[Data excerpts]
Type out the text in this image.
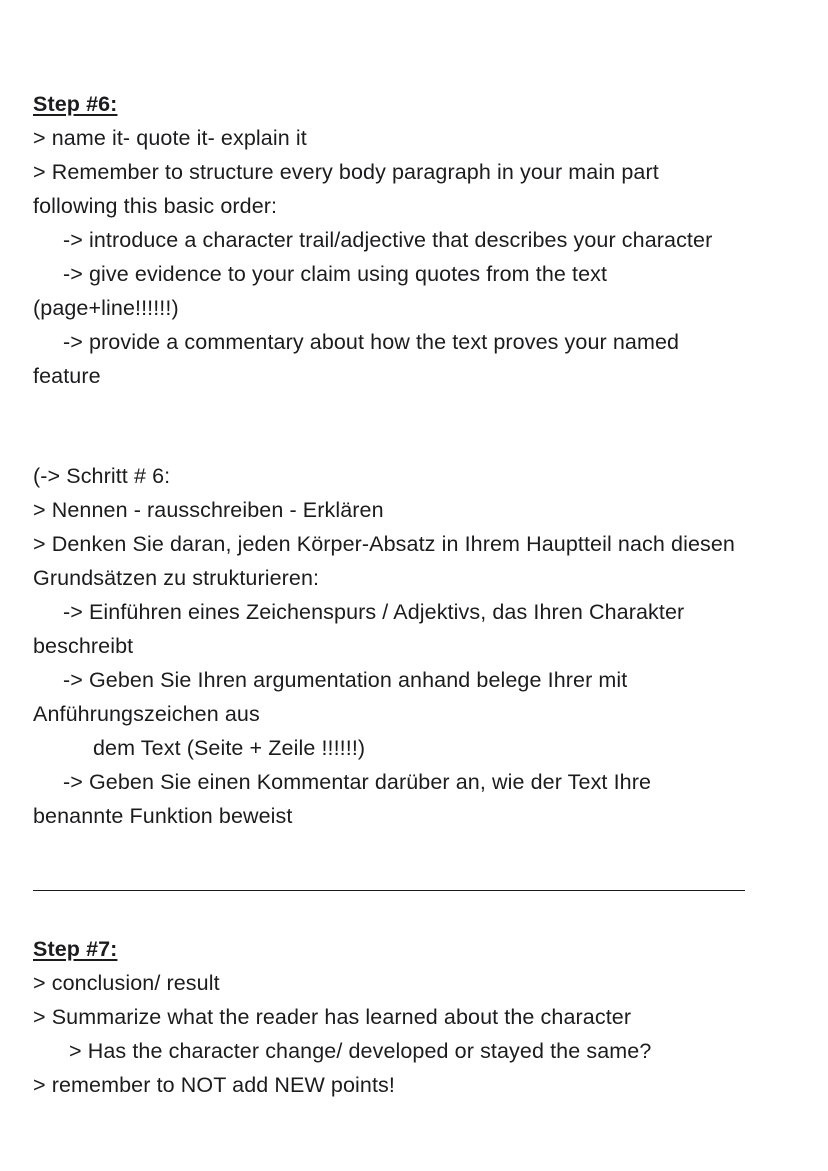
Step #6:
> name it- quote it- explain it
> Remember to structure every body paragraph in your main part
following this basic order:
-> introduce a character trail/adjective that describes your character
-> give evidence to your claim using quotes from the text
(page+line!!!!!!)
-> provide a commentary about how the text proves your named
feature
(-> Schritt # 6:
> Nennen - rausschreiben - Erklären
> Denken Sie daran, jeden Körper-Absatz in Ihrem Hauptteil nach diesen
Grundsätzen zu strukturieren:
-> Einführen eines Zeichenspurs / Adjektivs, das Ihren Charakter
beschreibt
-> Geben Sie Ihren argumentation anhand belege Ihrer mit
Anführungszeichen aus
dem Text (Seite + Zeile !!!!!!)
-> Geben Sie einen Kommentar darüber an, wie der Text Ihre
benannte Funktion beweist
Step #7:
> conclusion/ result
> Summarize what the reader has learned about the character
> Has the character change/ developed or stayed the same?
> remember to NOT add NEW points!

**Written task**
Transcribe all entries above exactly. Drop the pictures.

**Result below**
Type out the text in this image.
Step #6:
> name it- quote it- explain it
> Remember to structure every body paragraph in your main part
following this basic order:
-> introduce a character trail/adjective that describes your character
-> give evidence to your claim using quotes from the text
(page+line!!!!!!)
-> provide a commentary about how the text proves your named
feature
(-> Schritt # 6:
> Nennen - rausschreiben - Erklären
> Denken Sie daran, jeden Körper-Absatz in Ihrem Hauptteil nach diesen
Grundsätzen zu strukturieren:
-> Einführen eines Zeichenspurs / Adjektivs, das Ihren Charakter
beschreibt
-> Geben Sie Ihren argumentation anhand belege Ihrer mit
Anführungszeichen aus
dem Text (Seite + Zeile !!!!!!)
-> Geben Sie einen Kommentar darüber an, wie der Text Ihre
benannte Funktion beweist
Step #7:
> conclusion/ result
> Summarize what the reader has learned about the character
> Has the character change/ developed or stayed the same?
> remember to NOT add NEW points!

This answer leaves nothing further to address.